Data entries
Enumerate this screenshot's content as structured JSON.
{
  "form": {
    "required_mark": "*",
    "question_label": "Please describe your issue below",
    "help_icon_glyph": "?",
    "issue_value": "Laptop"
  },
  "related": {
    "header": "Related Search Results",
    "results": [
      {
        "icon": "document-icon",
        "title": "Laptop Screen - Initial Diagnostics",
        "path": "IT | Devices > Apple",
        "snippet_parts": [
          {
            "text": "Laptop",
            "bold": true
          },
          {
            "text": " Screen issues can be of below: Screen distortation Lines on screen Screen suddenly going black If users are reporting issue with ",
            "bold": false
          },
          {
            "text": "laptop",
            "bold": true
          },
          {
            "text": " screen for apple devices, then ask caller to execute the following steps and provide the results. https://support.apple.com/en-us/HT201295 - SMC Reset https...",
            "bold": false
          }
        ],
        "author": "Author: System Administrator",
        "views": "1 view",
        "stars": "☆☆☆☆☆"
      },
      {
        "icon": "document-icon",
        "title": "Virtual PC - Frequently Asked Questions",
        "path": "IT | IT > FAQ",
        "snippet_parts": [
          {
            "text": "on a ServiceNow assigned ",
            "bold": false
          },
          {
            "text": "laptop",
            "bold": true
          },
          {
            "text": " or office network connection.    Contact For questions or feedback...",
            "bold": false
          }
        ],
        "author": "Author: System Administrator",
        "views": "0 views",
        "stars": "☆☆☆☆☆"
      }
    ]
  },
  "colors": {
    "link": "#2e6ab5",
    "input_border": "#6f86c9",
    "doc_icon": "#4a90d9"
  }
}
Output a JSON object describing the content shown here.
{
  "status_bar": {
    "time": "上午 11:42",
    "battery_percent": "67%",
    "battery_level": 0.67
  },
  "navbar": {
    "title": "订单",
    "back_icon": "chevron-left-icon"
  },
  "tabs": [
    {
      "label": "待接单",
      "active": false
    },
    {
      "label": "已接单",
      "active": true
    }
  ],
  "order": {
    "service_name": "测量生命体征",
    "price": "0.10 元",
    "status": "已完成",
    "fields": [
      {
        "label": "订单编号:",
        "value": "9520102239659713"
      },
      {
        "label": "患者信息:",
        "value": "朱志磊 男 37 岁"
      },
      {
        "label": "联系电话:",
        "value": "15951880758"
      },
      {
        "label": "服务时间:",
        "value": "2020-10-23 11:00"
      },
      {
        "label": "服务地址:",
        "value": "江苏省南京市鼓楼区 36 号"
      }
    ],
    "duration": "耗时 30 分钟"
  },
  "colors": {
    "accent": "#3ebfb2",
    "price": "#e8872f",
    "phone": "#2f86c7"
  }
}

→ WHAT YOU NEED TO DO
Return all of the data precisely as it appears.

→ THE COMPLETED TASK
Enumerate this screenshot's content as structured JSON.
{
  "form": {
    "required_mark": "*",
    "question_label": "Please describe your issue below",
    "help_icon_glyph": "?",
    "issue_value": "Laptop"
  },
  "related": {
    "header": "Related Search Results",
    "results": [
      {
        "icon": "document-icon",
        "title": "Laptop Screen - Initial Diagnostics",
        "path": "IT | Devices > Apple",
        "snippet_parts": [
          {
            "text": "Laptop",
            "bold": true
          },
          {
            "text": " Screen issues can be of below: Screen distortation Lines on screen Screen suddenly going black If users are reporting issue with ",
            "bold": false
          },
          {
            "text": "laptop",
            "bold": true
          },
          {
            "text": " screen for apple devices, then ask caller to execute the following steps and provide the results. https://support.apple.com/en-us/HT201295 - SMC Reset https...",
            "bold": false
          }
        ],
        "author": "Author: System Administrator",
        "views": "1 view",
        "stars": "☆☆☆☆☆"
      },
      {
        "icon": "document-icon",
        "title": "Virtual PC - Frequently Asked Questions",
        "path": "IT | IT > FAQ",
        "snippet_parts": [
          {
            "text": "on a ServiceNow assigned ",
            "bold": false
          },
          {
            "text": "laptop",
            "bold": true
          },
          {
            "text": " or office network connection.    Contact For questions or feedback...",
            "bold": false
          }
        ],
        "author": "Author: System Administrator",
        "views": "0 views",
        "stars": "☆☆☆☆☆"
      }
    ]
  },
  "colors": {
    "link": "#2e6ab5",
    "input_border": "#6f86c9",
    "doc_icon": "#4a90d9"
  }
}
Output a JSON object describing the content shown here.
{
  "status_bar": {
    "time": "上午 11:42",
    "battery_percent": "67%",
    "battery_level": 0.67
  },
  "navbar": {
    "title": "订单",
    "back_icon": "chevron-left-icon"
  },
  "tabs": [
    {
      "label": "待接单",
      "active": false
    },
    {
      "label": "已接单",
      "active": true
    }
  ],
  "order": {
    "service_name": "测量生命体征",
    "price": "0.10 元",
    "status": "已完成",
    "fields": [
      {
        "label": "订单编号:",
        "value": "9520102239659713"
      },
      {
        "label": "患者信息:",
        "value": "朱志磊 男 37 岁"
      },
      {
        "label": "联系电话:",
        "value": "15951880758"
      },
      {
        "label": "服务时间:",
        "value": "2020-10-23 11:00"
      },
      {
        "label": "服务地址:",
        "value": "江苏省南京市鼓楼区 36 号"
      }
    ],
    "duration": "耗时 30 分钟"
  },
  "colors": {
    "accent": "#3ebfb2",
    "price": "#e8872f",
    "phone": "#2f86c7"
  }
}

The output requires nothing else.